* _Work instructions_
Copy each line in the data that includes the word "Househod".

* _Data_
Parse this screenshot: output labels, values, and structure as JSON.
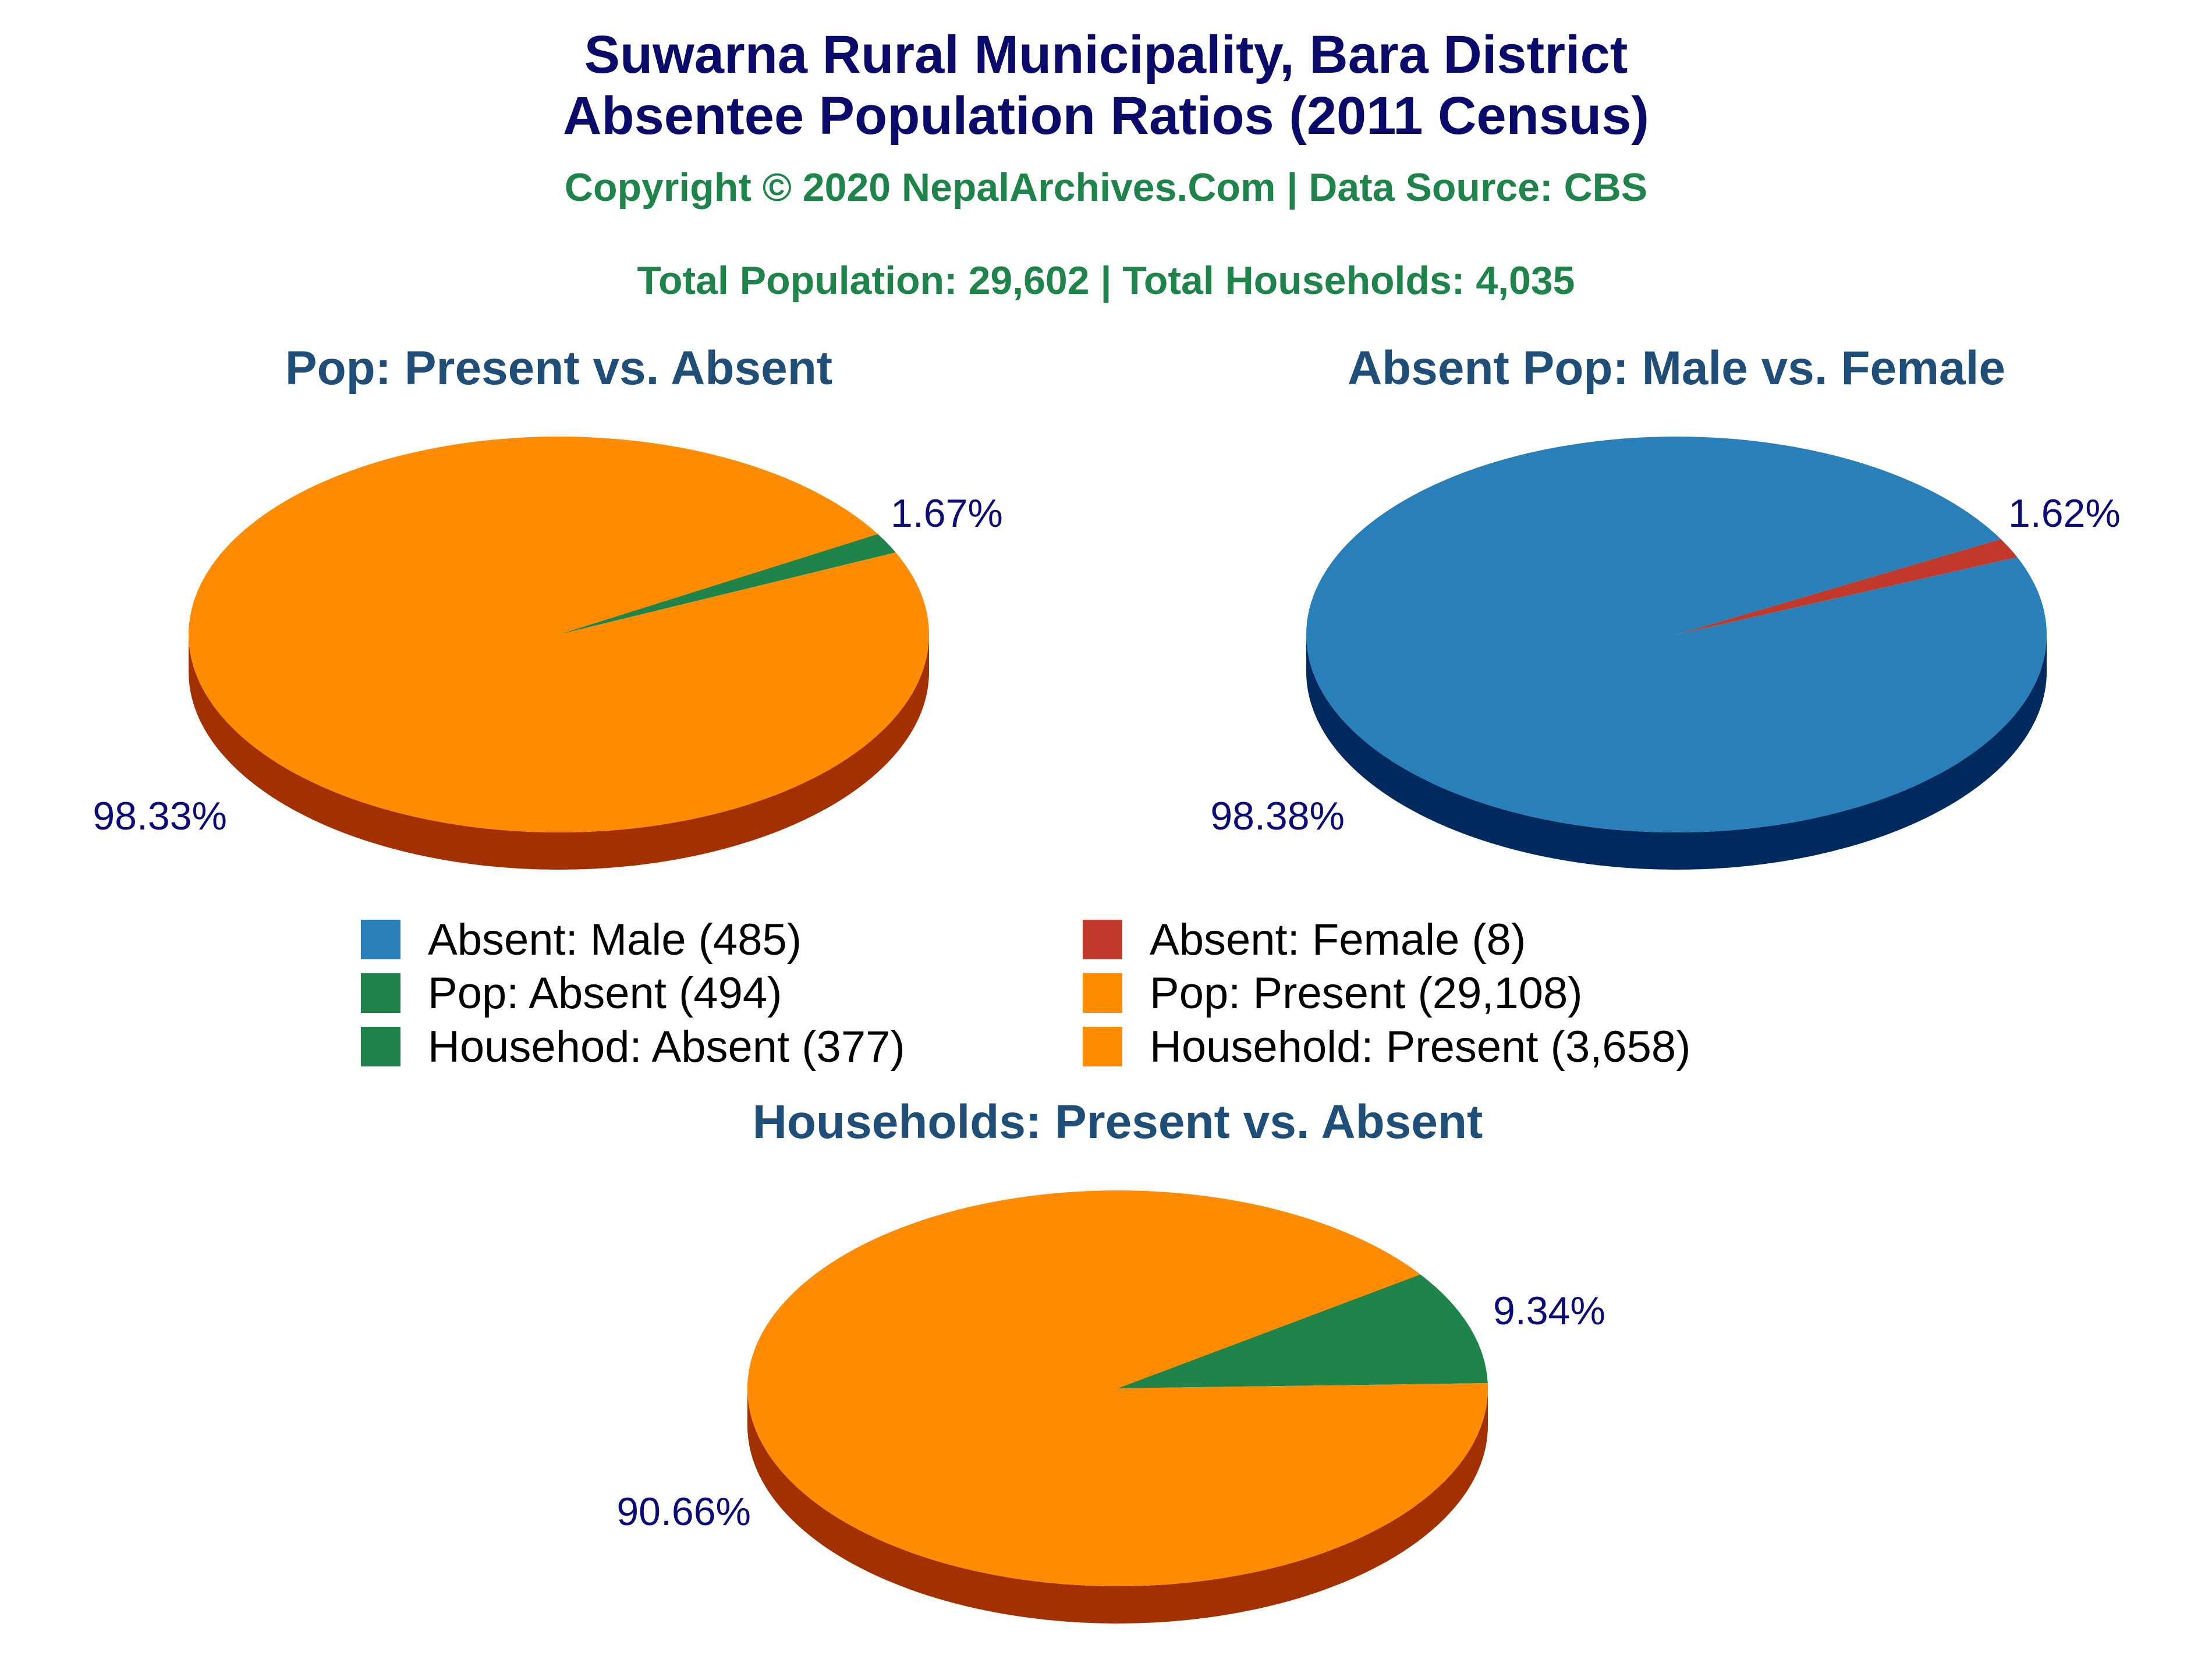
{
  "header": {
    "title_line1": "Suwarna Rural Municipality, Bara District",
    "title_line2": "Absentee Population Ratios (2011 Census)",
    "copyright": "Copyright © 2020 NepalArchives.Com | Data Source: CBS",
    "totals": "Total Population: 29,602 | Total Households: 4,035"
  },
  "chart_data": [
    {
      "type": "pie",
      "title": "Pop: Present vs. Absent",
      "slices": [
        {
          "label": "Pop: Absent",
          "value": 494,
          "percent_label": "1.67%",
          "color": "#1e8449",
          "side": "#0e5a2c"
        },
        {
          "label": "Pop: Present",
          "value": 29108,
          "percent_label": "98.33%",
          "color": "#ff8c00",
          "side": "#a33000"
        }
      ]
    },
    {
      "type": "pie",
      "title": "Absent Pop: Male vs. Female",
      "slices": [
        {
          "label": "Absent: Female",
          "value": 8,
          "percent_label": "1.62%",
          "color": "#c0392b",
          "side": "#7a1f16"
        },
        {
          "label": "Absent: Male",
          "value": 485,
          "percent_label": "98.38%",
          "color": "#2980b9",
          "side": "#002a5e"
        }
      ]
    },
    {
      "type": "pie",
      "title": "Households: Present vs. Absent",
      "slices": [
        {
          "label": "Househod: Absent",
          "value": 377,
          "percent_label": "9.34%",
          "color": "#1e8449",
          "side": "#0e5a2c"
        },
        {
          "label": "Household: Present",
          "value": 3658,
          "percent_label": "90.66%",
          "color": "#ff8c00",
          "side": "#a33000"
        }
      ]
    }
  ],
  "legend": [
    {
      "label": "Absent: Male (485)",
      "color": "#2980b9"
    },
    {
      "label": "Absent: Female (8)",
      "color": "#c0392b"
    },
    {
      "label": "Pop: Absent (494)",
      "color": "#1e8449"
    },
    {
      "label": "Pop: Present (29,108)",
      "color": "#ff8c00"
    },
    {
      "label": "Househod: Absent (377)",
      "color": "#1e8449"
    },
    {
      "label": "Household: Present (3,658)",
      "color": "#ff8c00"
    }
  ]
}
---
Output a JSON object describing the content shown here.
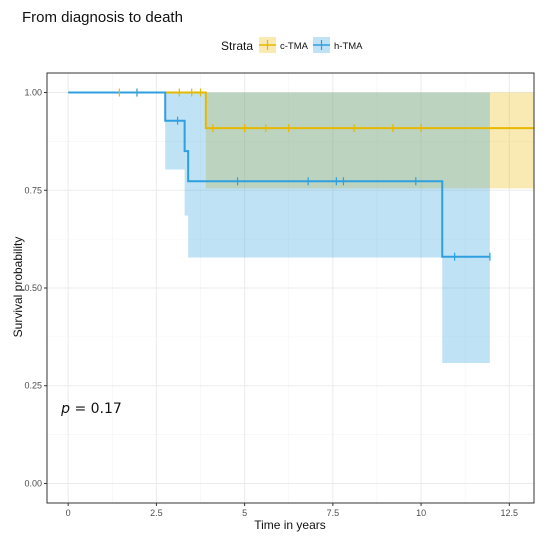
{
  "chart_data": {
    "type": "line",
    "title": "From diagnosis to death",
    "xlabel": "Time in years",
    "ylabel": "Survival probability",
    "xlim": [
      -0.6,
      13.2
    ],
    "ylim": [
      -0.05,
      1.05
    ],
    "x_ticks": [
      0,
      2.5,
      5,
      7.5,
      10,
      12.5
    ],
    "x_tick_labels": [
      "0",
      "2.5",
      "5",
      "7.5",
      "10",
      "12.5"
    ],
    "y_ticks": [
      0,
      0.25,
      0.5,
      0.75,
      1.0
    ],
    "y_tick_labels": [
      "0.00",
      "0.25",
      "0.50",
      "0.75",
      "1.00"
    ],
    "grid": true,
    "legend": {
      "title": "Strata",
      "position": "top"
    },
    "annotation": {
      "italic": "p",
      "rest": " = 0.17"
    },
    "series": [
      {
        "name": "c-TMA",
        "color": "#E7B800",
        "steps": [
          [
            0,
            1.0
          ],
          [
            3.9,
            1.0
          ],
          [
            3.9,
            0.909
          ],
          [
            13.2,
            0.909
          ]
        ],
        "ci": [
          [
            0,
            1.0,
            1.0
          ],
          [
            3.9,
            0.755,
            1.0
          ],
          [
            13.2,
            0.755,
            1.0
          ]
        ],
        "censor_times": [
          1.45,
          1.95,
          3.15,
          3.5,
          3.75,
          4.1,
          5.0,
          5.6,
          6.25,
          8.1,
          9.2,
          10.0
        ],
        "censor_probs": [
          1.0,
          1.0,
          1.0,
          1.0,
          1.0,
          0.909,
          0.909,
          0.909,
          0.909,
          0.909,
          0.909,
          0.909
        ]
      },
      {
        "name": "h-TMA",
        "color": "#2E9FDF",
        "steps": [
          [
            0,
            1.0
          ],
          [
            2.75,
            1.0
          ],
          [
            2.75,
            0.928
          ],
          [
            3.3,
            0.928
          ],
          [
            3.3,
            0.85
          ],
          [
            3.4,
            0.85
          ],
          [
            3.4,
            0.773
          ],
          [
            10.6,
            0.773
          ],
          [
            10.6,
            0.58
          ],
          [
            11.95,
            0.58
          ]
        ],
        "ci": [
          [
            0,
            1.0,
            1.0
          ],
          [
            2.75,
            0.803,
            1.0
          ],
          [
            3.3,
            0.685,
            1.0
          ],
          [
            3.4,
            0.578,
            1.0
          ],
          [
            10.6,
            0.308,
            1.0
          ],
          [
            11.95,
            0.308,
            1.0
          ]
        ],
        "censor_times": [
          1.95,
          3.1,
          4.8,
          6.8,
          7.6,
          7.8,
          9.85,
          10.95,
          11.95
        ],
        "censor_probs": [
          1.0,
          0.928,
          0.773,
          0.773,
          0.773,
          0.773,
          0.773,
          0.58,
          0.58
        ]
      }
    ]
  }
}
---
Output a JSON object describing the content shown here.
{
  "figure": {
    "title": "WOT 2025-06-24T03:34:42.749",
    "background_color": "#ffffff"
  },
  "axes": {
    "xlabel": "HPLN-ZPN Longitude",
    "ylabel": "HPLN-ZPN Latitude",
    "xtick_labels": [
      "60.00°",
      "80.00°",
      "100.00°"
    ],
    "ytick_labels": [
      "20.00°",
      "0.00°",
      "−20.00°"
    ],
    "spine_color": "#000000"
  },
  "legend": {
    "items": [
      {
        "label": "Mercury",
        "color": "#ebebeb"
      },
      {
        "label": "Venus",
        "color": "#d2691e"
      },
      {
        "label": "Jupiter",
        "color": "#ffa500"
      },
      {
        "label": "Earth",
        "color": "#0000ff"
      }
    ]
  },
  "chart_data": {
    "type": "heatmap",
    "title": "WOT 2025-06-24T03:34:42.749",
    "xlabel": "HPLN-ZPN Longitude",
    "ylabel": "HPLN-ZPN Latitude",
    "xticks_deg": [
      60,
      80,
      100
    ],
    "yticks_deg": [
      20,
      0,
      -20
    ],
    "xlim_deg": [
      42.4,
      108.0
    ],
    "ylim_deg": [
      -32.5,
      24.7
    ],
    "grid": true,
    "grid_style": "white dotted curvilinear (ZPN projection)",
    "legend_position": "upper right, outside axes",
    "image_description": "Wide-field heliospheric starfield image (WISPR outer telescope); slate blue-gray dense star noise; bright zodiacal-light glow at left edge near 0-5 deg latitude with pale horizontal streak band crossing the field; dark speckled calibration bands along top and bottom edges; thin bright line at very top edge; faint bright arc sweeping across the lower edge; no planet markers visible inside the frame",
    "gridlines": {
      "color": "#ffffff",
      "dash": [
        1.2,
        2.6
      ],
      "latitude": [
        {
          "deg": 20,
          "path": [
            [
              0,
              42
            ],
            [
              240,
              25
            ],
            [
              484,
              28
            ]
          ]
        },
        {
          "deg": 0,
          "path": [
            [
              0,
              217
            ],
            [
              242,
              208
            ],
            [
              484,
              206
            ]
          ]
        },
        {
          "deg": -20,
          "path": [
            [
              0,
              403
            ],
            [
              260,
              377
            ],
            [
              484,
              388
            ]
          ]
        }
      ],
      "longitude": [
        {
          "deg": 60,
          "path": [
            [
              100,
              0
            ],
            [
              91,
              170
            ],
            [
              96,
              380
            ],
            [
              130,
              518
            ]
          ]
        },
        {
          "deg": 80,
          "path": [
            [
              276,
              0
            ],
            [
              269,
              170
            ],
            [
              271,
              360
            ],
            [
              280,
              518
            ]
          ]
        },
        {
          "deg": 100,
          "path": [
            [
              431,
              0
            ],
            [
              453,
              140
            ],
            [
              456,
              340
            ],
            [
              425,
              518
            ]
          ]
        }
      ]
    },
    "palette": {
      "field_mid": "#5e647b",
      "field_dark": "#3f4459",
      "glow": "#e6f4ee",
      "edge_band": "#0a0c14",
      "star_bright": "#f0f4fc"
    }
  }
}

* _Answer for the task_
          "label": "Househod: Absent",
      "label": "Househod: Absent (377)",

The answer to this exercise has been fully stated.